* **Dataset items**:

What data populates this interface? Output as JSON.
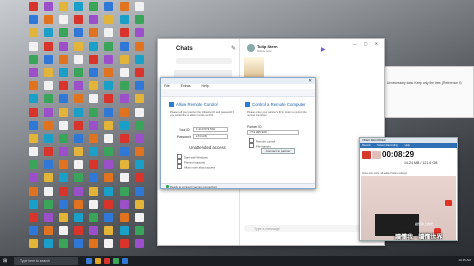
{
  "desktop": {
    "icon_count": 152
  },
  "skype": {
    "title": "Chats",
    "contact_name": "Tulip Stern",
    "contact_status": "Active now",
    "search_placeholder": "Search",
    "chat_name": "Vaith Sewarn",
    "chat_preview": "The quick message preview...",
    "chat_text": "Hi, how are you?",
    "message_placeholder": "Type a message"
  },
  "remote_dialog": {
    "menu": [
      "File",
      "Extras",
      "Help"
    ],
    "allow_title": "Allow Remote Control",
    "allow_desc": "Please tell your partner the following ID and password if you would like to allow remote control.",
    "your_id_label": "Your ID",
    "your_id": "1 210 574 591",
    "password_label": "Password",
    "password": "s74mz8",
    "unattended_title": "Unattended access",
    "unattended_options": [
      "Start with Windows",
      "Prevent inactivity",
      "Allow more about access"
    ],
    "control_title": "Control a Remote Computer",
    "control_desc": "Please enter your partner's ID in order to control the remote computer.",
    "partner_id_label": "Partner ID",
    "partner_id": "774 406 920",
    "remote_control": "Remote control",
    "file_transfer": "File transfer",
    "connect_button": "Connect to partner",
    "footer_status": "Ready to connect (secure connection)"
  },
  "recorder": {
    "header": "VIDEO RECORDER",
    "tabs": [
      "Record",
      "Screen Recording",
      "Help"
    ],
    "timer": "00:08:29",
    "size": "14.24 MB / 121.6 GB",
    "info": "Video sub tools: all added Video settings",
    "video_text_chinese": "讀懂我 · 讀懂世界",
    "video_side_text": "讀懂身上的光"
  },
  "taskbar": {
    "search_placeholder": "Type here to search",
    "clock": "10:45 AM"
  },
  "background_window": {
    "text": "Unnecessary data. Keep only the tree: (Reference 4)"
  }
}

* **PROBLEM REQUIREMENTS**: Reproduce the full material exactly, excluding the pictures.

* **EXERCISE RESPONSE**:
What data populates this interface? Output as JSON.
{
  "desktop": {
    "icon_count": 152
  },
  "skype": {
    "title": "Chats",
    "contact_name": "Tulip Stern",
    "contact_status": "Active now",
    "search_placeholder": "Search",
    "chat_name": "Vaith Sewarn",
    "chat_preview": "The quick message preview...",
    "chat_text": "Hi, how are you?",
    "message_placeholder": "Type a message"
  },
  "remote_dialog": {
    "menu": [
      "File",
      "Extras",
      "Help"
    ],
    "allow_title": "Allow Remote Control",
    "allow_desc": "Please tell your partner the following ID and password if you would like to allow remote control.",
    "your_id_label": "Your ID",
    "your_id": "1 210 574 591",
    "password_label": "Password",
    "password": "s74mz8",
    "unattended_title": "Unattended access",
    "unattended_options": [
      "Start with Windows",
      "Prevent inactivity",
      "Allow more about access"
    ],
    "control_title": "Control a Remote Computer",
    "control_desc": "Please enter your partner's ID in order to control the remote computer.",
    "partner_id_label": "Partner ID",
    "partner_id": "774 406 920",
    "remote_control": "Remote control",
    "file_transfer": "File transfer",
    "connect_button": "Connect to partner",
    "footer_status": "Ready to connect (secure connection)"
  },
  "recorder": {
    "header": "VIDEO RECORDER",
    "tabs": [
      "Record",
      "Screen Recording",
      "Help"
    ],
    "timer": "00:08:29",
    "size": "14.24 MB / 121.6 GB",
    "info": "Video sub tools: all added Video settings",
    "video_text_chinese": "讀懂我 · 讀懂世界",
    "video_side_text": "讀懂身上的光"
  },
  "taskbar": {
    "search_placeholder": "Type here to search",
    "clock": "10:45 AM"
  },
  "background_window": {
    "text": "Unnecessary data. Keep only the tree: (Reference 4)"
  }
}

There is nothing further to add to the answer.